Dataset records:

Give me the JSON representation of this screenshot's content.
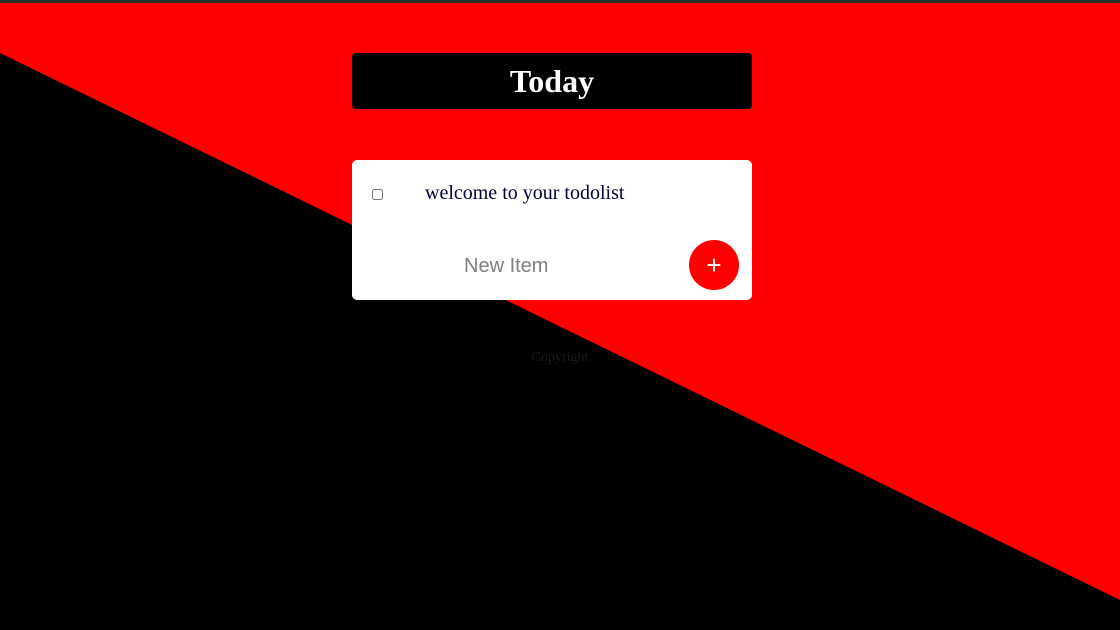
{
  "colors": {
    "background_dark": "#000000",
    "background_accent": "#ff0000",
    "card": "#ffffff",
    "item_text": "#00003a",
    "add_button": "#ff0000"
  },
  "header": {
    "title": "Today"
  },
  "list": {
    "items": [
      {
        "label": "welcome to your todolist",
        "checked": false
      }
    ]
  },
  "new_item": {
    "placeholder": "New Item",
    "value": "",
    "add_icon": "plus-icon",
    "add_label": "+"
  },
  "footer": {
    "text": "Copyright"
  }
}
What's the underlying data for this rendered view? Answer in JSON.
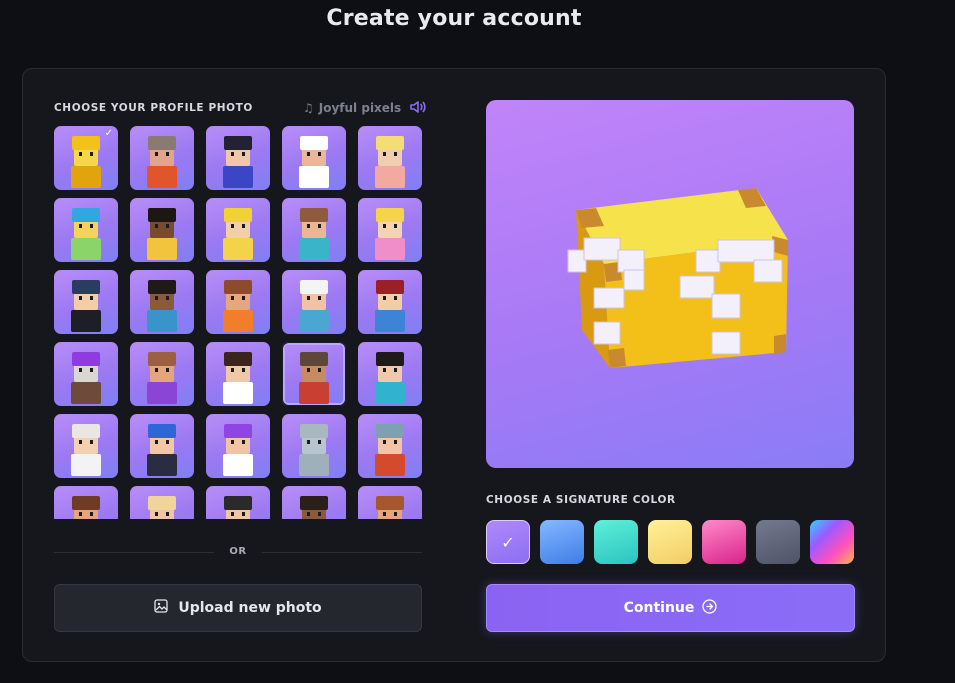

Objective: Please transcribe the material above exactly as written. Leave the pictures out.

The completed task:
Give me the JSON representation of this screenshot's content.
{
  "colors": {
    "background_dark": "#000000",
    "background_accent": "#ff0000",
    "card": "#ffffff",
    "item_text": "#00003a",
    "add_button": "#ff0000"
  },
  "header": {
    "title": "Today"
  },
  "list": {
    "items": [
      {
        "label": "welcome to your todolist",
        "checked": false
      }
    ]
  },
  "new_item": {
    "placeholder": "New Item",
    "value": "",
    "add_icon": "plus-icon",
    "add_label": "+"
  },
  "footer": {
    "text": "Copyright"
  }
}
What's the underlying data for this rendered view? Answer in JSON.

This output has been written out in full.